REQUIREMENT> Please write the listing below out again exactly, leaving every picture behind.
────────────────
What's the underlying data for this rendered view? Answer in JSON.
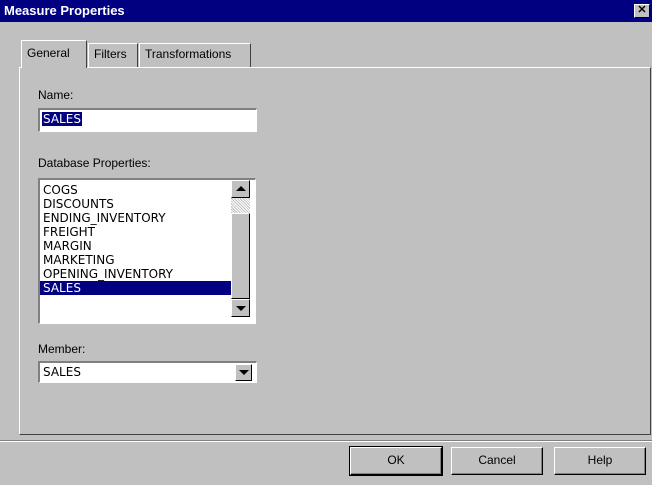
{
  "window": {
    "title": "Measure Properties",
    "close_glyph": "✕"
  },
  "tabs": [
    {
      "label": "General",
      "active": true
    },
    {
      "label": "Filters",
      "active": false
    },
    {
      "label": "Transformations",
      "active": false
    }
  ],
  "name_field": {
    "label": "Name:",
    "value": "SALES"
  },
  "database_properties": {
    "label": "Database Properties:",
    "items": [
      "COGS",
      "DISCOUNTS",
      "ENDING_INVENTORY",
      "FREIGHT",
      "MARGIN",
      "MARKETING",
      "OPENING_INVENTORY",
      "SALES"
    ],
    "selected": "SALES"
  },
  "member": {
    "label": "Member:",
    "value": "SALES"
  },
  "buttons": {
    "ok": "OK",
    "cancel": "Cancel",
    "help": "Help"
  },
  "icons": {
    "close": "close-icon",
    "scroll_up": "arrow-up-icon",
    "scroll_down": "arrow-down-icon",
    "dropdown": "chevron-down-icon"
  },
  "colors": {
    "titlebar": "#000080",
    "selection": "#000080",
    "face": "#c0c0c0"
  }
}
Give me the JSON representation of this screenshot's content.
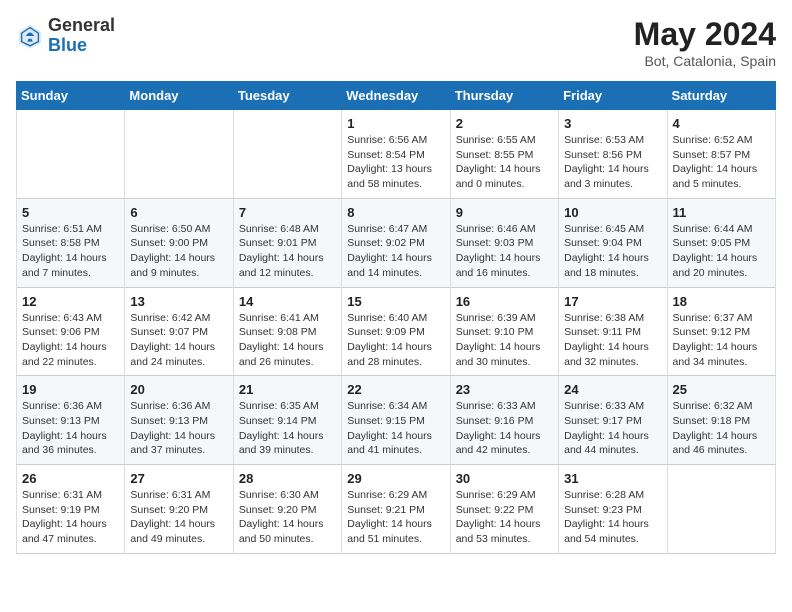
{
  "header": {
    "logo_general": "General",
    "logo_blue": "Blue",
    "title": "May 2024",
    "location": "Bot, Catalonia, Spain"
  },
  "days_of_week": [
    "Sunday",
    "Monday",
    "Tuesday",
    "Wednesday",
    "Thursday",
    "Friday",
    "Saturday"
  ],
  "weeks": [
    [
      {
        "day": "",
        "info": ""
      },
      {
        "day": "",
        "info": ""
      },
      {
        "day": "",
        "info": ""
      },
      {
        "day": "1",
        "info": "Sunrise: 6:56 AM\nSunset: 8:54 PM\nDaylight: 13 hours\nand 58 minutes."
      },
      {
        "day": "2",
        "info": "Sunrise: 6:55 AM\nSunset: 8:55 PM\nDaylight: 14 hours\nand 0 minutes."
      },
      {
        "day": "3",
        "info": "Sunrise: 6:53 AM\nSunset: 8:56 PM\nDaylight: 14 hours\nand 3 minutes."
      },
      {
        "day": "4",
        "info": "Sunrise: 6:52 AM\nSunset: 8:57 PM\nDaylight: 14 hours\nand 5 minutes."
      }
    ],
    [
      {
        "day": "5",
        "info": "Sunrise: 6:51 AM\nSunset: 8:58 PM\nDaylight: 14 hours\nand 7 minutes."
      },
      {
        "day": "6",
        "info": "Sunrise: 6:50 AM\nSunset: 9:00 PM\nDaylight: 14 hours\nand 9 minutes."
      },
      {
        "day": "7",
        "info": "Sunrise: 6:48 AM\nSunset: 9:01 PM\nDaylight: 14 hours\nand 12 minutes."
      },
      {
        "day": "8",
        "info": "Sunrise: 6:47 AM\nSunset: 9:02 PM\nDaylight: 14 hours\nand 14 minutes."
      },
      {
        "day": "9",
        "info": "Sunrise: 6:46 AM\nSunset: 9:03 PM\nDaylight: 14 hours\nand 16 minutes."
      },
      {
        "day": "10",
        "info": "Sunrise: 6:45 AM\nSunset: 9:04 PM\nDaylight: 14 hours\nand 18 minutes."
      },
      {
        "day": "11",
        "info": "Sunrise: 6:44 AM\nSunset: 9:05 PM\nDaylight: 14 hours\nand 20 minutes."
      }
    ],
    [
      {
        "day": "12",
        "info": "Sunrise: 6:43 AM\nSunset: 9:06 PM\nDaylight: 14 hours\nand 22 minutes."
      },
      {
        "day": "13",
        "info": "Sunrise: 6:42 AM\nSunset: 9:07 PM\nDaylight: 14 hours\nand 24 minutes."
      },
      {
        "day": "14",
        "info": "Sunrise: 6:41 AM\nSunset: 9:08 PM\nDaylight: 14 hours\nand 26 minutes."
      },
      {
        "day": "15",
        "info": "Sunrise: 6:40 AM\nSunset: 9:09 PM\nDaylight: 14 hours\nand 28 minutes."
      },
      {
        "day": "16",
        "info": "Sunrise: 6:39 AM\nSunset: 9:10 PM\nDaylight: 14 hours\nand 30 minutes."
      },
      {
        "day": "17",
        "info": "Sunrise: 6:38 AM\nSunset: 9:11 PM\nDaylight: 14 hours\nand 32 minutes."
      },
      {
        "day": "18",
        "info": "Sunrise: 6:37 AM\nSunset: 9:12 PM\nDaylight: 14 hours\nand 34 minutes."
      }
    ],
    [
      {
        "day": "19",
        "info": "Sunrise: 6:36 AM\nSunset: 9:13 PM\nDaylight: 14 hours\nand 36 minutes."
      },
      {
        "day": "20",
        "info": "Sunrise: 6:36 AM\nSunset: 9:13 PM\nDaylight: 14 hours\nand 37 minutes."
      },
      {
        "day": "21",
        "info": "Sunrise: 6:35 AM\nSunset: 9:14 PM\nDaylight: 14 hours\nand 39 minutes."
      },
      {
        "day": "22",
        "info": "Sunrise: 6:34 AM\nSunset: 9:15 PM\nDaylight: 14 hours\nand 41 minutes."
      },
      {
        "day": "23",
        "info": "Sunrise: 6:33 AM\nSunset: 9:16 PM\nDaylight: 14 hours\nand 42 minutes."
      },
      {
        "day": "24",
        "info": "Sunrise: 6:33 AM\nSunset: 9:17 PM\nDaylight: 14 hours\nand 44 minutes."
      },
      {
        "day": "25",
        "info": "Sunrise: 6:32 AM\nSunset: 9:18 PM\nDaylight: 14 hours\nand 46 minutes."
      }
    ],
    [
      {
        "day": "26",
        "info": "Sunrise: 6:31 AM\nSunset: 9:19 PM\nDaylight: 14 hours\nand 47 minutes."
      },
      {
        "day": "27",
        "info": "Sunrise: 6:31 AM\nSunset: 9:20 PM\nDaylight: 14 hours\nand 49 minutes."
      },
      {
        "day": "28",
        "info": "Sunrise: 6:30 AM\nSunset: 9:20 PM\nDaylight: 14 hours\nand 50 minutes."
      },
      {
        "day": "29",
        "info": "Sunrise: 6:29 AM\nSunset: 9:21 PM\nDaylight: 14 hours\nand 51 minutes."
      },
      {
        "day": "30",
        "info": "Sunrise: 6:29 AM\nSunset: 9:22 PM\nDaylight: 14 hours\nand 53 minutes."
      },
      {
        "day": "31",
        "info": "Sunrise: 6:28 AM\nSunset: 9:23 PM\nDaylight: 14 hours\nand 54 minutes."
      },
      {
        "day": "",
        "info": ""
      }
    ]
  ]
}
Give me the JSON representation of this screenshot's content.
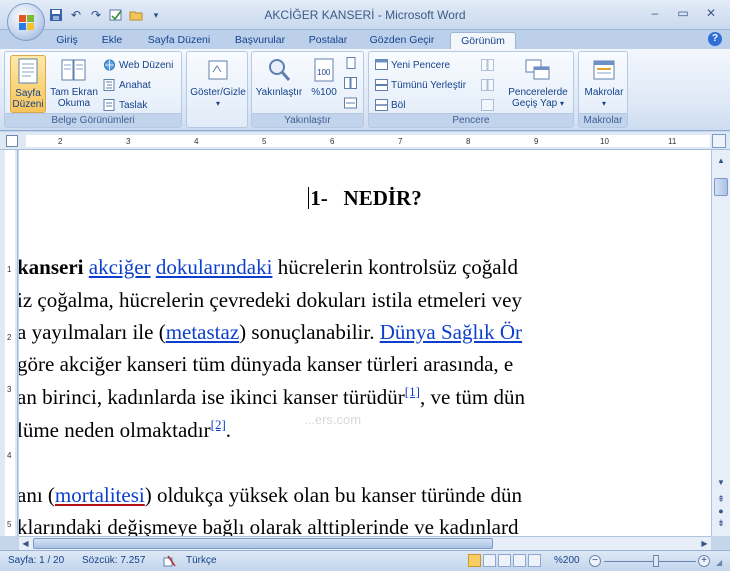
────────────────
EXERCISE OUTPUT>
What's the underlying data for this rendered view? Answer in JSON.
{
  "window": {
    "title": "Measure Properties",
    "close_glyph": "✕"
  },
  "tabs": [
    {
      "label": "General",
      "active": true
    },
    {
      "label": "Filters",
      "active": false
    },
    {
      "label": "Transformations",
      "active": false
    }
  ],
  "name_field": {
    "label": "Name:",
    "value": "SALES"
  },
  "database_properties": {
    "label": "Database Properties:",
    "items": [
      "COGS",
      "DISCOUNTS",
      "ENDING_INVENTORY",
      "FREIGHT",
      "MARGIN",
      "MARKETING",
      "OPENING_INVENTORY",
      "SALES"
    ],
    "selected": "SALES"
  },
  "member": {
    "label": "Member:",
    "value": "SALES"
  },
  "buttons": {
    "ok": "OK",
    "cancel": "Cancel",
    "help": "Help"
  },
  "icons": {
    "close": "close-icon",
    "scroll_up": "arrow-up-icon",
    "scroll_down": "arrow-down-icon",
    "dropdown": "chevron-down-icon"
  },
  "colors": {
    "titlebar": "#000080",
    "selection": "#000080",
    "face": "#c0c0c0"
  }
}
Give me the JSON representation of this screenshot's content.
{
  "header": {
    "logo_general": "General",
    "logo_blue": "Blue",
    "title": "May 2024",
    "location": "Bot, Catalonia, Spain"
  },
  "days_of_week": [
    "Sunday",
    "Monday",
    "Tuesday",
    "Wednesday",
    "Thursday",
    "Friday",
    "Saturday"
  ],
  "weeks": [
    [
      {
        "day": "",
        "info": ""
      },
      {
        "day": "",
        "info": ""
      },
      {
        "day": "",
        "info": ""
      },
      {
        "day": "1",
        "info": "Sunrise: 6:56 AM\nSunset: 8:54 PM\nDaylight: 13 hours\nand 58 minutes."
      },
      {
        "day": "2",
        "info": "Sunrise: 6:55 AM\nSunset: 8:55 PM\nDaylight: 14 hours\nand 0 minutes."
      },
      {
        "day": "3",
        "info": "Sunrise: 6:53 AM\nSunset: 8:56 PM\nDaylight: 14 hours\nand 3 minutes."
      },
      {
        "day": "4",
        "info": "Sunrise: 6:52 AM\nSunset: 8:57 PM\nDaylight: 14 hours\nand 5 minutes."
      }
    ],
    [
      {
        "day": "5",
        "info": "Sunrise: 6:51 AM\nSunset: 8:58 PM\nDaylight: 14 hours\nand 7 minutes."
      },
      {
        "day": "6",
        "info": "Sunrise: 6:50 AM\nSunset: 9:00 PM\nDaylight: 14 hours\nand 9 minutes."
      },
      {
        "day": "7",
        "info": "Sunrise: 6:48 AM\nSunset: 9:01 PM\nDaylight: 14 hours\nand 12 minutes."
      },
      {
        "day": "8",
        "info": "Sunrise: 6:47 AM\nSunset: 9:02 PM\nDaylight: 14 hours\nand 14 minutes."
      },
      {
        "day": "9",
        "info": "Sunrise: 6:46 AM\nSunset: 9:03 PM\nDaylight: 14 hours\nand 16 minutes."
      },
      {
        "day": "10",
        "info": "Sunrise: 6:45 AM\nSunset: 9:04 PM\nDaylight: 14 hours\nand 18 minutes."
      },
      {
        "day": "11",
        "info": "Sunrise: 6:44 AM\nSunset: 9:05 PM\nDaylight: 14 hours\nand 20 minutes."
      }
    ],
    [
      {
        "day": "12",
        "info": "Sunrise: 6:43 AM\nSunset: 9:06 PM\nDaylight: 14 hours\nand 22 minutes."
      },
      {
        "day": "13",
        "info": "Sunrise: 6:42 AM\nSunset: 9:07 PM\nDaylight: 14 hours\nand 24 minutes."
      },
      {
        "day": "14",
        "info": "Sunrise: 6:41 AM\nSunset: 9:08 PM\nDaylight: 14 hours\nand 26 minutes."
      },
      {
        "day": "15",
        "info": "Sunrise: 6:40 AM\nSunset: 9:09 PM\nDaylight: 14 hours\nand 28 minutes."
      },
      {
        "day": "16",
        "info": "Sunrise: 6:39 AM\nSunset: 9:10 PM\nDaylight: 14 hours\nand 30 minutes."
      },
      {
        "day": "17",
        "info": "Sunrise: 6:38 AM\nSunset: 9:11 PM\nDaylight: 14 hours\nand 32 minutes."
      },
      {
        "day": "18",
        "info": "Sunrise: 6:37 AM\nSunset: 9:12 PM\nDaylight: 14 hours\nand 34 minutes."
      }
    ],
    [
      {
        "day": "19",
        "info": "Sunrise: 6:36 AM\nSunset: 9:13 PM\nDaylight: 14 hours\nand 36 minutes."
      },
      {
        "day": "20",
        "info": "Sunrise: 6:36 AM\nSunset: 9:13 PM\nDaylight: 14 hours\nand 37 minutes."
      },
      {
        "day": "21",
        "info": "Sunrise: 6:35 AM\nSunset: 9:14 PM\nDaylight: 14 hours\nand 39 minutes."
      },
      {
        "day": "22",
        "info": "Sunrise: 6:34 AM\nSunset: 9:15 PM\nDaylight: 14 hours\nand 41 minutes."
      },
      {
        "day": "23",
        "info": "Sunrise: 6:33 AM\nSunset: 9:16 PM\nDaylight: 14 hours\nand 42 minutes."
      },
      {
        "day": "24",
        "info": "Sunrise: 6:33 AM\nSunset: 9:17 PM\nDaylight: 14 hours\nand 44 minutes."
      },
      {
        "day": "25",
        "info": "Sunrise: 6:32 AM\nSunset: 9:18 PM\nDaylight: 14 hours\nand 46 minutes."
      }
    ],
    [
      {
        "day": "26",
        "info": "Sunrise: 6:31 AM\nSunset: 9:19 PM\nDaylight: 14 hours\nand 47 minutes."
      },
      {
        "day": "27",
        "info": "Sunrise: 6:31 AM\nSunset: 9:20 PM\nDaylight: 14 hours\nand 49 minutes."
      },
      {
        "day": "28",
        "info": "Sunrise: 6:30 AM\nSunset: 9:20 PM\nDaylight: 14 hours\nand 50 minutes."
      },
      {
        "day": "29",
        "info": "Sunrise: 6:29 AM\nSunset: 9:21 PM\nDaylight: 14 hours\nand 51 minutes."
      },
      {
        "day": "30",
        "info": "Sunrise: 6:29 AM\nSunset: 9:22 PM\nDaylight: 14 hours\nand 53 minutes."
      },
      {
        "day": "31",
        "info": "Sunrise: 6:28 AM\nSunset: 9:23 PM\nDaylight: 14 hours\nand 54 minutes."
      },
      {
        "day": "",
        "info": ""
      }
    ]
  ]
}
Give me the JSON representation of this screenshot's content.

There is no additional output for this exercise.